> **ACTIVITIES**:
A: In the championship interview, why did being the first shooter on the 30-round stage not hold the interviewee back? Answer in one to three sentences.
B: Rewrite the paragraph of the championship interview that begins "My pistol is the new Canik SFx Rival" as a short bulleted list that keeps its main facts.

═════ SOURCE EXTRACT

This 30-round stage gave the you tons of options with several completely different ways to approach it. Of course, I’m the first shooter and I hadn’t seen anyone complete the stage. As luck would have it, I’d set my best interpretation of this same stage up at my local USPSA match back home in Mesa, Arizona. After a slight adjustment, I shot a solid time with good points on a stage that my competition ended up struggling on, giving me the lead in the match for the first time.
The USPSA 2-Gun National Championship was held at Cameo Shooting Complex this year. What could this range facilitate for multigun that other ranges cannot?
Cameo is hands down the best most capable shooting facility in the United States. It sits on 2,000-plus acres, has 28 huge pistol bays, multiple clays shotgun courses, massive public ranges, 3D archery, a 2,000-yard rifle range and much more. This range allows for pretty much anything a stage designer could imagine.
What was the most challenging stage or part of 2-Gun Nationals for you?
Pistol Caliber Carbine—I’m barely classified master in PCC because I just haven’t put any time into it. With that said, shooting it and the transitions to and from the PCC are very similar to rifle in multigun which I do know a good deal about.
What guns and gear did you run to take both titles?
For Single Stack Nationals, I used the same McLearn Custom 40-cal. 1911 THAT I’ve won my other SS National titles with.
For 2-Gun Nationals, my PCC is actually a prize gun I won from Iron City Rifle Works that they donated to the SMM3Gun prize table two years ago. Not the most expensive PCC out there, but it shoots well and functioned 100 percent for the match. Addtionally, I use TTI plus 10 extensions on the Glock pattern magazines.
My pistol is the new Canik SFx Rival we released in January 2022. Running the factory adjustable iron sights, factory included removable magwell, factory trigger and factory holster placed on a boss hanger. It’s perfect pistol for someone that wants to compete against super expensive pistols without breaking the bank in the process.
For those that don't know about your work with Century Arms and Canik Arms, how did you help bring the Rival to life?
I’ve had the privilege of working with Canik Arms and their incredible research and development team for about two years. The design is a combination of competition inspired features, customer feedback and the desire to build a pistol that not only looks great, but shoots even better.
What was so special about seeing that gun through prototyping and launch?
It’s quickly become a highlight of my year to travel to the manufacturing facility in Samsun, Turkey, to work on plans for future products. Noting quite compares to seeing one of these new Caniks on the shelf after being involved in the process.
Do you have a lucky charm you keep on you or a ritual you do before every major match?
No lucky charms or superstition here. Leading up to a major, I try to get as comfortable as possible with whatever division or style competition I’m shooting, so I’m not “learning at the match.”
During the match, I try to stay hydrated and keep a positive attitude regardless of what’s going on. Sometimes that’s difficult, but a short breathing exercise can go a long way to calming yourself down, which allows you to focus on what’s important.
What are your next major matches this shooting season? And what are your goals for those matches?
I have USPSA Areas 5, 3 and 8 leading into USPSA Carry Optics Nationals in September. My goal is to acclimate to the red dot and shoot it as confidently as my irons, which I’m sure will require lots of work. After that, USPSA Production Nationals and likely switch back to iron sights to finish off the year. Maybe even the IPSC World Shoot—unless something else happens to shutdown the entire world.
Both USPSA Classic Nationals and USPSA 2-Gun Nationals were exciting, well-run matches and I hope everyone had as much fun shooting them as I did. Also thank you to Canik Arms and Century Arms for building amazing products and helping me compete at the highest level.
Article from the July/August 2022 issue of USPSA’s magazine.

══════════
═════ DATA EXTRACTS

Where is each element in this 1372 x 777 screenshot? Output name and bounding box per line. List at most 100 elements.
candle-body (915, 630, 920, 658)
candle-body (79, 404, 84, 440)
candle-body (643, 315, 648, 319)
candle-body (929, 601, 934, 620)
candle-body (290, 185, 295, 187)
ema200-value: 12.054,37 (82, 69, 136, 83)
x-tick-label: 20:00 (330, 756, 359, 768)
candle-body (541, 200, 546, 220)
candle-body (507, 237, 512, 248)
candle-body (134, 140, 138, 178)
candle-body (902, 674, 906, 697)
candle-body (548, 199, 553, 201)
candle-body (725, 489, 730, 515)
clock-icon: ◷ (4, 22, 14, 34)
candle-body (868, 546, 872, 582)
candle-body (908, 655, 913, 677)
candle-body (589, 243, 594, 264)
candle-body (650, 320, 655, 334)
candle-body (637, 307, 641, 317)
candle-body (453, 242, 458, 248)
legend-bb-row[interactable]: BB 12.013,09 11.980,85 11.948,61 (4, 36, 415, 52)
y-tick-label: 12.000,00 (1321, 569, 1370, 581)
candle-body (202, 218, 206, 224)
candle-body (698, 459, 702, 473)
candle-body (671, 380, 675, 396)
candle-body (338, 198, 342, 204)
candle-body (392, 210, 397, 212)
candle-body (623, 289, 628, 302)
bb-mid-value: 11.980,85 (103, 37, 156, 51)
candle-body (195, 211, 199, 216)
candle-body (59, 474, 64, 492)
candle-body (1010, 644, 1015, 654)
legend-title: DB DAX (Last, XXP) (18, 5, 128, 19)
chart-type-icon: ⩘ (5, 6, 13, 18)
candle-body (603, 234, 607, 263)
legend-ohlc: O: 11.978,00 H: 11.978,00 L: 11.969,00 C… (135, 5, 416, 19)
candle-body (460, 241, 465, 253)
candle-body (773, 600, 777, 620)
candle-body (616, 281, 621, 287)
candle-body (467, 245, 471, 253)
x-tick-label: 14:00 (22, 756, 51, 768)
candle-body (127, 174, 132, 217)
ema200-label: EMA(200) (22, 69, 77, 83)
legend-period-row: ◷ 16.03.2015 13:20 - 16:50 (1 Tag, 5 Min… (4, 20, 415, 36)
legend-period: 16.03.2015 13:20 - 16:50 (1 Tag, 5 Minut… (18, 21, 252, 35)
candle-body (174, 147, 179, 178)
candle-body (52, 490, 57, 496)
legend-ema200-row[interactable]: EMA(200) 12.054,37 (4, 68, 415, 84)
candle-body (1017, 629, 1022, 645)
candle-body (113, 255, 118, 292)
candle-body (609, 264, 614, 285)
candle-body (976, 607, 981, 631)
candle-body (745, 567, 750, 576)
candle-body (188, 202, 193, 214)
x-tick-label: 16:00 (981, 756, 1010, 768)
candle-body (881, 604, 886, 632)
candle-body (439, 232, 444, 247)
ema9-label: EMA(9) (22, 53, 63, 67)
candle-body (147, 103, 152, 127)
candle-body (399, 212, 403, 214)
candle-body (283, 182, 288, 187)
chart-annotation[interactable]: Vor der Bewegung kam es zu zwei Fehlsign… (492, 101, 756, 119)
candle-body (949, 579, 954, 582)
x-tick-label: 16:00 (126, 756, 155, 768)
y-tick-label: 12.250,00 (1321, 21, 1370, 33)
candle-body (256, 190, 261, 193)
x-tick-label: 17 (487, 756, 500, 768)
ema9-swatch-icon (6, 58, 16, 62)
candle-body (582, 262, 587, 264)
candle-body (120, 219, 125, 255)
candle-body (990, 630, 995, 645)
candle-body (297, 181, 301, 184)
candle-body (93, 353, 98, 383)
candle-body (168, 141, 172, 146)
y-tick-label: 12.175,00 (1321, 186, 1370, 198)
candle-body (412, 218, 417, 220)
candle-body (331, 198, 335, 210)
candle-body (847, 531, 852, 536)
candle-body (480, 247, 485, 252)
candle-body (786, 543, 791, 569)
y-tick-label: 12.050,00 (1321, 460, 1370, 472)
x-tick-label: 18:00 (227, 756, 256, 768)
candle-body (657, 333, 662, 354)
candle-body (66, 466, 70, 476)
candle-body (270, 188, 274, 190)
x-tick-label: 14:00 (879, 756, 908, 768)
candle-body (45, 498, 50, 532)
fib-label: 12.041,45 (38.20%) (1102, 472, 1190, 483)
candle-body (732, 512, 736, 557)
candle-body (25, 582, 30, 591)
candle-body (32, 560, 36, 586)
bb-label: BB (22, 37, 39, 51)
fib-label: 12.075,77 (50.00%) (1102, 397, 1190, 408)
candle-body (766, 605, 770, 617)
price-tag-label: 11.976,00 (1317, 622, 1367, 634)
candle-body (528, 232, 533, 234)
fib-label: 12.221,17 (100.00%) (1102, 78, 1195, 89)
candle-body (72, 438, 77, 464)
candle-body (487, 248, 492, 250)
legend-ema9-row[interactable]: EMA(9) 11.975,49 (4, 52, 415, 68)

══════════

> **SOLUTIONS TO THE EXERCISE**:
A: The interviewee had not seen anyone complete the stage but had already set up a best interpretation of the same stage at the local USPSA match in Mesa, Arizona. After a slight adjustment, that preparation produced a solid time with good points on a stage that competitors struggled on. This gave the interviewee the lead in the match for the first time.

B:
- Pistol: Canik SFx Rival, released in January 2022
- Sights: factory adjustable iron sights
- Magwell: factory-included, removable
- Trigger: factory
- Holster: factory holster on a boss hanger
- Suited to someone who wants to compete against very expensive pistols without breaking the bank